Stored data
_____

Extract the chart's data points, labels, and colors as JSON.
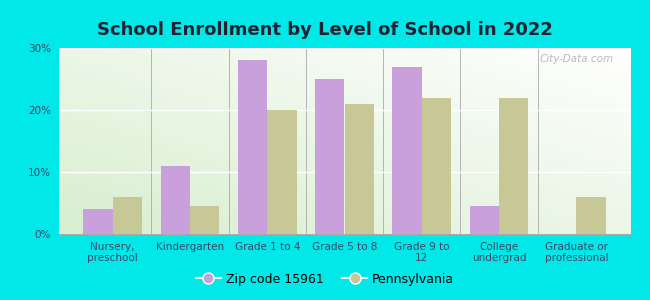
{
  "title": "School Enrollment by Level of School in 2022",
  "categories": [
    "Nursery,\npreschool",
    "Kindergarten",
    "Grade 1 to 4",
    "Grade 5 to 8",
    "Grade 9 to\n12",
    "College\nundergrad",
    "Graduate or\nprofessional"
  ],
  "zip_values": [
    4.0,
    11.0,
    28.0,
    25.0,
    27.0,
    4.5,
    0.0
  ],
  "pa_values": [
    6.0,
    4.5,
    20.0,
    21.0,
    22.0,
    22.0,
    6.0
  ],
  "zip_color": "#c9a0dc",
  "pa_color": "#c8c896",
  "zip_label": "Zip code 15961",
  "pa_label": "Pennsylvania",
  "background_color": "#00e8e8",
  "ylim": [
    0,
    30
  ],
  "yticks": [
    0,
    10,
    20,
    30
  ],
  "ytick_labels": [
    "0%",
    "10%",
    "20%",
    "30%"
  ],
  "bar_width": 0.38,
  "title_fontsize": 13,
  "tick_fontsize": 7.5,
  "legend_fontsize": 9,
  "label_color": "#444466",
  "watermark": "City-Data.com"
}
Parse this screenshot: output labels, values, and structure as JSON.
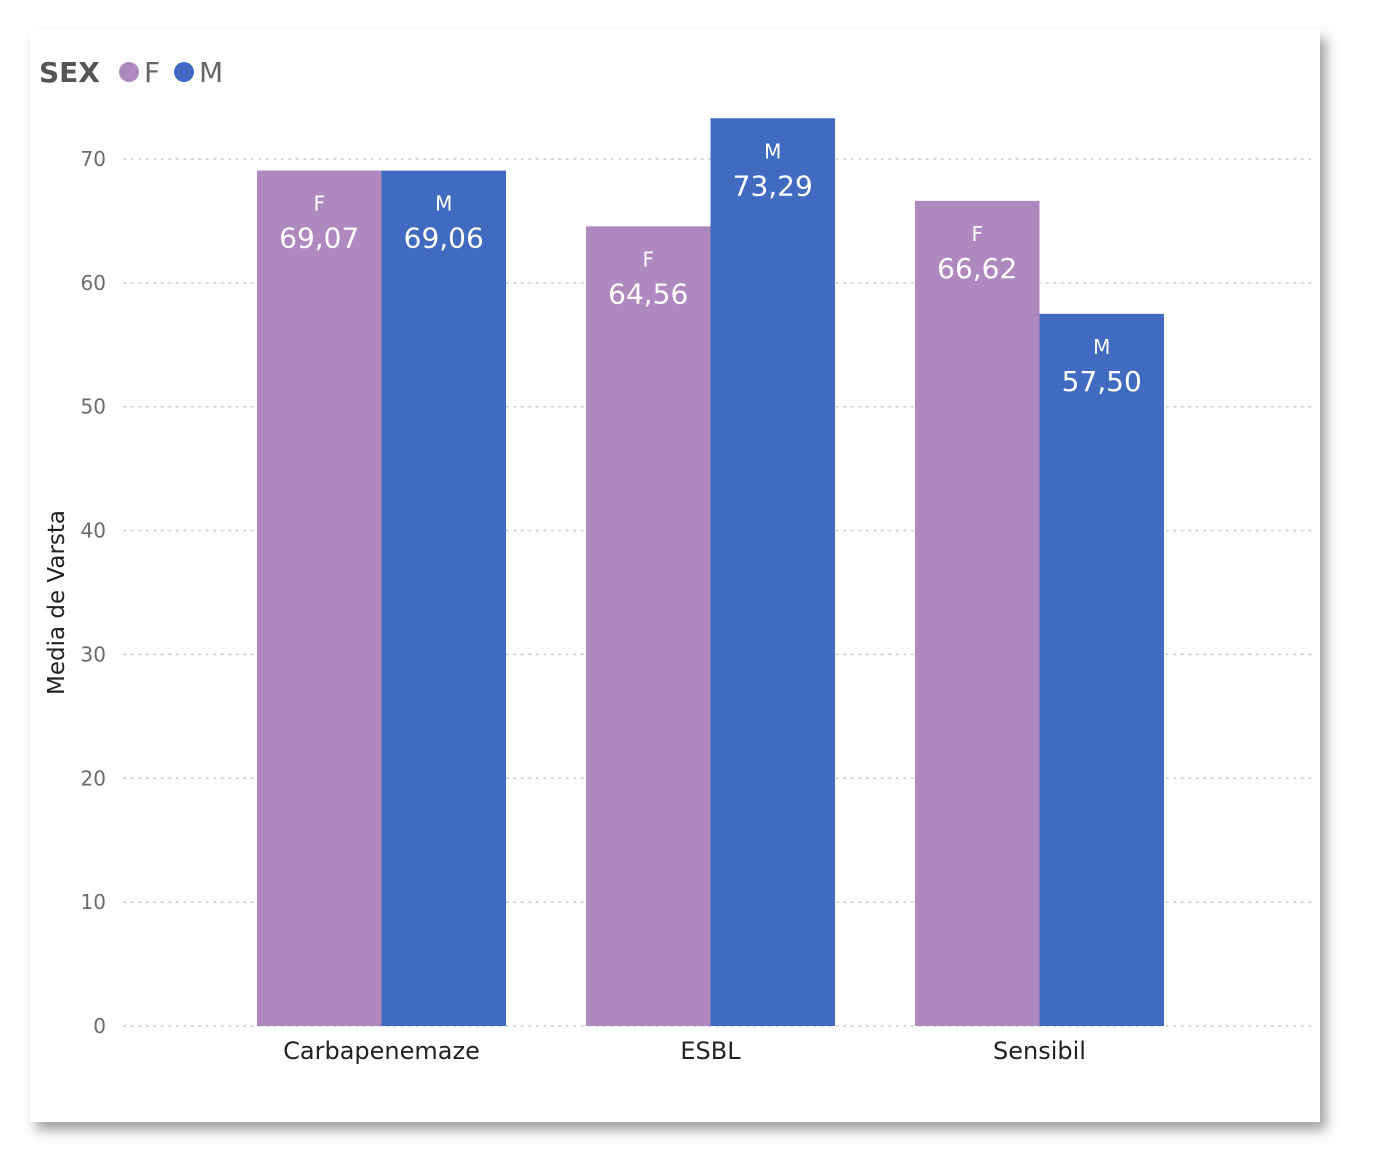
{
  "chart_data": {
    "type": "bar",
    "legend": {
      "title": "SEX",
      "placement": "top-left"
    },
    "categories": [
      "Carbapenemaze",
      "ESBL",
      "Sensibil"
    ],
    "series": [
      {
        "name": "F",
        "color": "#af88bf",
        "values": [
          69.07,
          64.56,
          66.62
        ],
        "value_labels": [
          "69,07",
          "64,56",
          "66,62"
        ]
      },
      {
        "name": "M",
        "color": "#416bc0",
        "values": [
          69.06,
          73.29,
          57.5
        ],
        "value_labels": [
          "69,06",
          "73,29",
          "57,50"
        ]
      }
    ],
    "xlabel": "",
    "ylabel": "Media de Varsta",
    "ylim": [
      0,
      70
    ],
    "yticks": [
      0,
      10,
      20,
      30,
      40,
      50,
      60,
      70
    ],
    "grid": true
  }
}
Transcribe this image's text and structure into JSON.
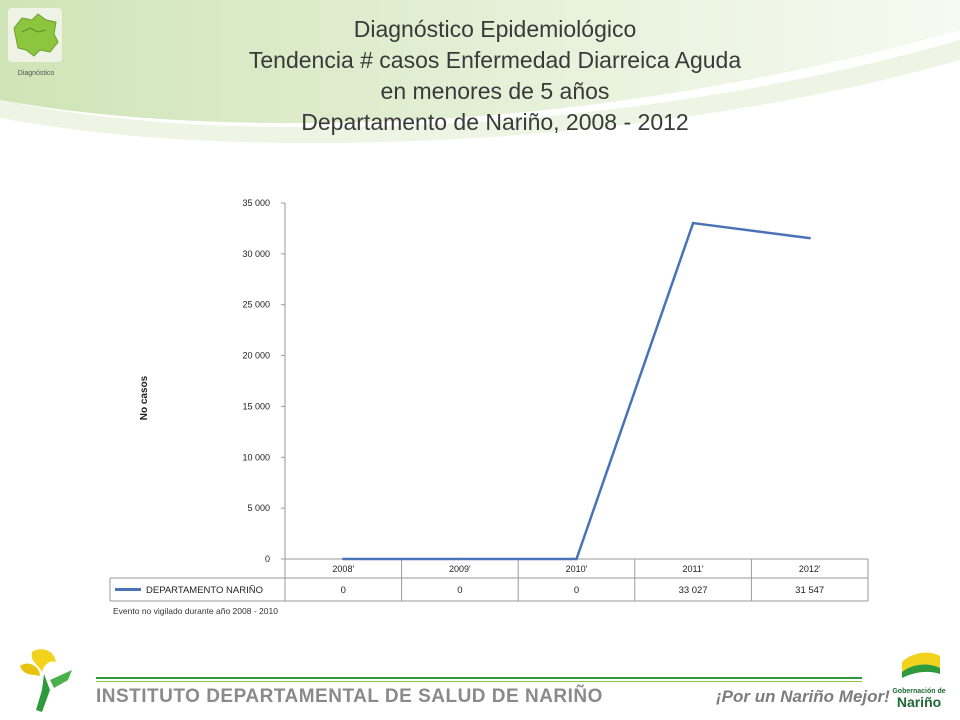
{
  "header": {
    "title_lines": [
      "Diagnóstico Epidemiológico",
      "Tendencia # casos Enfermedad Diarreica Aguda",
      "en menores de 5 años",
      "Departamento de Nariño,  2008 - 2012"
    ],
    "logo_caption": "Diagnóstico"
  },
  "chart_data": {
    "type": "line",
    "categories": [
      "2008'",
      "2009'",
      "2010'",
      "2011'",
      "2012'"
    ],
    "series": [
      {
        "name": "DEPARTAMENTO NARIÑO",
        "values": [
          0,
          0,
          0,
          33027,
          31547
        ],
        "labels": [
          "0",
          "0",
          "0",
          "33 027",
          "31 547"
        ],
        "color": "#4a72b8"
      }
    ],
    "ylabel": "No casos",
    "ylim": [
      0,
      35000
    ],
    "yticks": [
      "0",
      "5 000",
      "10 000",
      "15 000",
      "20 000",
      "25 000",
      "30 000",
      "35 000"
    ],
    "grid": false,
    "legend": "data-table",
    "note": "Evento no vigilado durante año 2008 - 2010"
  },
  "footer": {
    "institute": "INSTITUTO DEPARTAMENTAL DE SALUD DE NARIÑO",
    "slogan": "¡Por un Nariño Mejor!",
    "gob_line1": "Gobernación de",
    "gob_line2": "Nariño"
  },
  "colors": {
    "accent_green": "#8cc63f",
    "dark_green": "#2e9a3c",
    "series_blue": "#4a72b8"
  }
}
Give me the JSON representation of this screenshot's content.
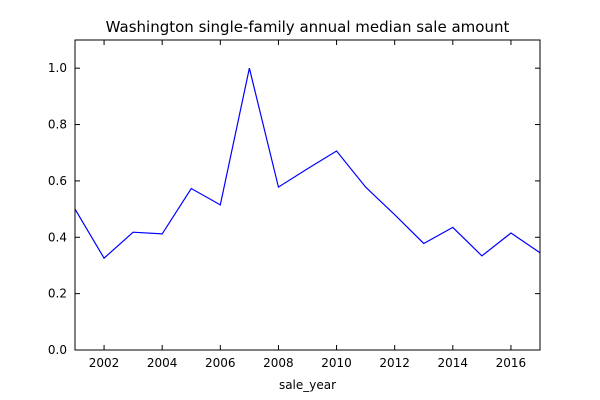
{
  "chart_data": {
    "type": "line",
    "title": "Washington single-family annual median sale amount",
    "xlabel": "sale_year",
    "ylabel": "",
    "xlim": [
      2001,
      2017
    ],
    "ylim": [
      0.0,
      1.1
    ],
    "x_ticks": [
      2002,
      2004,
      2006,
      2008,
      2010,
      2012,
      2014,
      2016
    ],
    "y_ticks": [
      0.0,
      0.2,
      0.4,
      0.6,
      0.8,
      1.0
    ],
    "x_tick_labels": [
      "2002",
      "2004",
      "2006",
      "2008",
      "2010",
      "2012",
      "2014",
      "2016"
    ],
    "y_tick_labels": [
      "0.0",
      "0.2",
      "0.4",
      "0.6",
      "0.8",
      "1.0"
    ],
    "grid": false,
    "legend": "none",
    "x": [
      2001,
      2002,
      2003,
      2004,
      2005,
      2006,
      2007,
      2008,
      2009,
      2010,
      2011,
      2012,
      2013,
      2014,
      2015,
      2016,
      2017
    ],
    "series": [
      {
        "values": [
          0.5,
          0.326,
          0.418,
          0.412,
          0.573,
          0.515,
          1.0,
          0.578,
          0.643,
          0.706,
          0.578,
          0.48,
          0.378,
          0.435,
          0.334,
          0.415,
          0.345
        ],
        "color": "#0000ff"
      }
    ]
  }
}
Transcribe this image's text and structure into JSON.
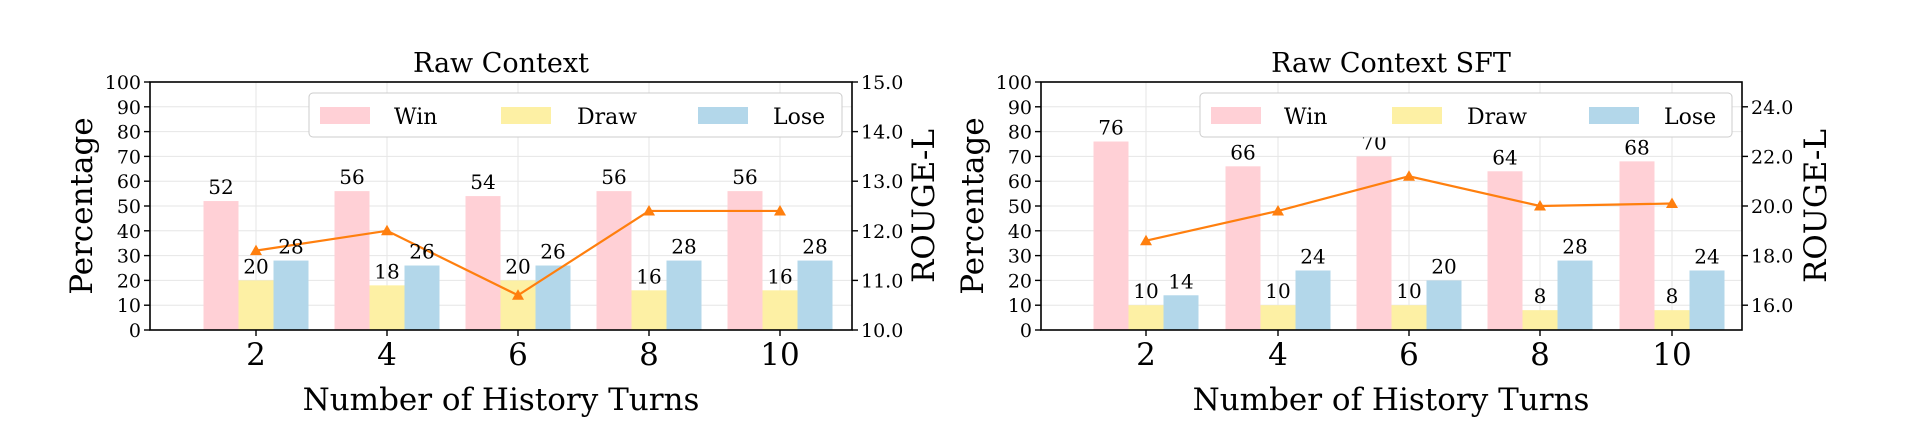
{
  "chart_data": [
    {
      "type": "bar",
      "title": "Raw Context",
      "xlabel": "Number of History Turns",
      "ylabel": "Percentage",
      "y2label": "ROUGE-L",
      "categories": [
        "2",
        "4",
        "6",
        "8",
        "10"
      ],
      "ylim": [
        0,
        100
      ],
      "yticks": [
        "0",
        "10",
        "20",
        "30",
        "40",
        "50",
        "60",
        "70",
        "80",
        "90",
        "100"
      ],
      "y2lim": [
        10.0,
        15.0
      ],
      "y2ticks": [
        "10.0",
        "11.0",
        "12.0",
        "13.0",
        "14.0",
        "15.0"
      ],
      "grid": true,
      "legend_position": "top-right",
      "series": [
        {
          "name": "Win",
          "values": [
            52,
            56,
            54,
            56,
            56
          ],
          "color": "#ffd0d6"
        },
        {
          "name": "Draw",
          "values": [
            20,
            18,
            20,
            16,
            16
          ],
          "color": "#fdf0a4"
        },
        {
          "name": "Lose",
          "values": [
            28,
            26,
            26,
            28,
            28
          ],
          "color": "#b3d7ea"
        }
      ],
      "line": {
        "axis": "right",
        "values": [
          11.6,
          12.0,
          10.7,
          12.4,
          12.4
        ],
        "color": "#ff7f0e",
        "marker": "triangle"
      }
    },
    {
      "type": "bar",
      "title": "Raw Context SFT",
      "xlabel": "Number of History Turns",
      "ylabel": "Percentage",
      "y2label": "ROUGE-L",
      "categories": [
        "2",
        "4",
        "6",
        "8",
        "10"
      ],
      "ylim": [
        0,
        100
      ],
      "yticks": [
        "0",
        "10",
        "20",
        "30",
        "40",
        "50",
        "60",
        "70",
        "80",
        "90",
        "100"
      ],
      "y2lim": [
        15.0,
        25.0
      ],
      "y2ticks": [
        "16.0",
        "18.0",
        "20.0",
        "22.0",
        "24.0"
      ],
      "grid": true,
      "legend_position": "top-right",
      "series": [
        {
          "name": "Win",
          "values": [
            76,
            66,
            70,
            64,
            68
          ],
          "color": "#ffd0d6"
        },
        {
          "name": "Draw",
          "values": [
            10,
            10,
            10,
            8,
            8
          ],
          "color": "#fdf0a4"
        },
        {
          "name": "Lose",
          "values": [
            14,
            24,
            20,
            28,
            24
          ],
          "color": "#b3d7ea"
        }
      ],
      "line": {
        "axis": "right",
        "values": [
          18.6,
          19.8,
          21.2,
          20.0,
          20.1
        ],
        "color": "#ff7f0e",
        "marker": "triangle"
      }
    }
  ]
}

_____

WORK TO COMPLETE
Transcribe the records word for word and include no pictures.

SOLVED EXERCISE
Extract the chart's data points, labels, and colors as JSON.
{
  "title": "School Enrollment by Level of School in 2022",
  "categories": [
    "Nursery,\npreschool",
    "Kindergarten",
    "Grade 1 to 4",
    "Grade 5 to 8",
    "Grade 9 to\n12",
    "College\nundergrad",
    "Graduate or\nprofessional"
  ],
  "zip_values": [
    4.0,
    11.0,
    28.0,
    25.0,
    27.0,
    4.5,
    0.0
  ],
  "pa_values": [
    6.0,
    4.5,
    20.0,
    21.0,
    22.0,
    22.0,
    6.0
  ],
  "zip_color": "#c9a0dc",
  "pa_color": "#c8c896",
  "zip_label": "Zip code 15961",
  "pa_label": "Pennsylvania",
  "background_color": "#00e8e8",
  "ylim": [
    0,
    30
  ],
  "yticks": [
    0,
    10,
    20,
    30
  ],
  "ytick_labels": [
    "0%",
    "10%",
    "20%",
    "30%"
  ],
  "bar_width": 0.38,
  "title_fontsize": 13,
  "tick_fontsize": 7.5,
  "legend_fontsize": 9,
  "label_color": "#444466",
  "watermark": "City-Data.com"
}
Parse this screenshot: output labels, values, and structure as JSON.
{
  "chart_data": {
    "type": "bar",
    "legend": {
      "title": "SEX",
      "placement": "top-left"
    },
    "categories": [
      "Carbapenemaze",
      "ESBL",
      "Sensibil"
    ],
    "series": [
      {
        "name": "F",
        "color": "#af88bf",
        "values": [
          69.07,
          64.56,
          66.62
        ],
        "value_labels": [
          "69,07",
          "64,56",
          "66,62"
        ]
      },
      {
        "name": "M",
        "color": "#416bc0",
        "values": [
          69.06,
          73.29,
          57.5
        ],
        "value_labels": [
          "69,06",
          "73,29",
          "57,50"
        ]
      }
    ],
    "xlabel": "",
    "ylabel": "Media de Varsta",
    "ylim": [
      0,
      70
    ],
    "yticks": [
      0,
      10,
      20,
      30,
      40,
      50,
      60,
      70
    ],
    "grid": true
  }
}
Transcribe this image's text and structure into JSON.
{
  "header": {
    "title_lines": [
      "Diagnóstico Epidemiológico",
      "Tendencia # casos Enfermedad Diarreica Aguda",
      "en menores de 5 años",
      "Departamento de Nariño,  2008 - 2012"
    ],
    "logo_caption": "Diagnóstico"
  },
  "chart_data": {
    "type": "line",
    "categories": [
      "2008'",
      "2009'",
      "2010'",
      "2011'",
      "2012'"
    ],
    "series": [
      {
        "name": "DEPARTAMENTO NARIÑO",
        "values": [
          0,
          0,
          0,
          33027,
          31547
        ],
        "labels": [
          "0",
          "0",
          "0",
          "33 027",
          "31 547"
        ],
        "color": "#4a72b8"
      }
    ],
    "ylabel": "No casos",
    "ylim": [
      0,
      35000
    ],
    "yticks": [
      "0",
      "5 000",
      "10 000",
      "15 000",
      "20 000",
      "25 000",
      "30 000",
      "35 000"
    ],
    "grid": false,
    "legend": "data-table",
    "note": "Evento no vigilado durante año 2008 - 2010"
  },
  "footer": {
    "institute": "INSTITUTO DEPARTAMENTAL DE SALUD DE NARIÑO",
    "slogan": "¡Por un Nariño Mejor!",
    "gob_line1": "Gobernación de",
    "gob_line2": "Nariño"
  },
  "colors": {
    "accent_green": "#8cc63f",
    "dark_green": "#2e9a3c",
    "series_blue": "#4a72b8"
  }
}
Give me the JSON representation of this screenshot's content.
{
  "chart_data": {
    "type": "line",
    "title": "Washington single-family annual median sale amount",
    "xlabel": "sale_year",
    "ylabel": "",
    "xlim": [
      2001,
      2017
    ],
    "ylim": [
      0.0,
      1.1
    ],
    "x_ticks": [
      2002,
      2004,
      2006,
      2008,
      2010,
      2012,
      2014,
      2016
    ],
    "y_ticks": [
      0.0,
      0.2,
      0.4,
      0.6,
      0.8,
      1.0
    ],
    "x_tick_labels": [
      "2002",
      "2004",
      "2006",
      "2008",
      "2010",
      "2012",
      "2014",
      "2016"
    ],
    "y_tick_labels": [
      "0.0",
      "0.2",
      "0.4",
      "0.6",
      "0.8",
      "1.0"
    ],
    "grid": false,
    "legend": "none",
    "x": [
      2001,
      2002,
      2003,
      2004,
      2005,
      2006,
      2007,
      2008,
      2009,
      2010,
      2011,
      2012,
      2013,
      2014,
      2015,
      2016,
      2017
    ],
    "series": [
      {
        "values": [
          0.5,
          0.326,
          0.418,
          0.412,
          0.573,
          0.515,
          1.0,
          0.578,
          0.643,
          0.706,
          0.578,
          0.48,
          0.378,
          0.435,
          0.334,
          0.415,
          0.345
        ],
        "color": "#0000ff"
      }
    ]
  }
}
Transcribe this image's text and structure into JSON.
{
  "chart_data": [
    {
      "type": "bar",
      "title": "Raw Context",
      "xlabel": "Number of History Turns",
      "ylabel": "Percentage",
      "y2label": "ROUGE-L",
      "categories": [
        "2",
        "4",
        "6",
        "8",
        "10"
      ],
      "ylim": [
        0,
        100
      ],
      "yticks": [
        "0",
        "10",
        "20",
        "30",
        "40",
        "50",
        "60",
        "70",
        "80",
        "90",
        "100"
      ],
      "y2lim": [
        10.0,
        15.0
      ],
      "y2ticks": [
        "10.0",
        "11.0",
        "12.0",
        "13.0",
        "14.0",
        "15.0"
      ],
      "grid": true,
      "legend_position": "top-right",
      "series": [
        {
          "name": "Win",
          "values": [
            52,
            56,
            54,
            56,
            56
          ],
          "color": "#ffd0d6"
        },
        {
          "name": "Draw",
          "values": [
            20,
            18,
            20,
            16,
            16
          ],
          "color": "#fdf0a4"
        },
        {
          "name": "Lose",
          "values": [
            28,
            26,
            26,
            28,
            28
          ],
          "color": "#b3d7ea"
        }
      ],
      "line": {
        "axis": "right",
        "values": [
          11.6,
          12.0,
          10.7,
          12.4,
          12.4
        ],
        "color": "#ff7f0e",
        "marker": "triangle"
      }
    },
    {
      "type": "bar",
      "title": "Raw Context SFT",
      "xlabel": "Number of History Turns",
      "ylabel": "Percentage",
      "y2label": "ROUGE-L",
      "categories": [
        "2",
        "4",
        "6",
        "8",
        "10"
      ],
      "ylim": [
        0,
        100
      ],
      "yticks": [
        "0",
        "10",
        "20",
        "30",
        "40",
        "50",
        "60",
        "70",
        "80",
        "90",
        "100"
      ],
      "y2lim": [
        15.0,
        25.0
      ],
      "y2ticks": [
        "16.0",
        "18.0",
        "20.0",
        "22.0",
        "24.0"
      ],
      "grid": true,
      "legend_position": "top-right",
      "series": [
        {
          "name": "Win",
          "values": [
            76,
            66,
            70,
            64,
            68
          ],
          "color": "#ffd0d6"
        },
        {
          "name": "Draw",
          "values": [
            10,
            10,
            10,
            8,
            8
          ],
          "color": "#fdf0a4"
        },
        {
          "name": "Lose",
          "values": [
            14,
            24,
            20,
            28,
            24
          ],
          "color": "#b3d7ea"
        }
      ],
      "line": {
        "axis": "right",
        "values": [
          18.6,
          19.8,
          21.2,
          20.0,
          20.1
        ],
        "color": "#ff7f0e",
        "marker": "triangle"
      }
    }
  ]
}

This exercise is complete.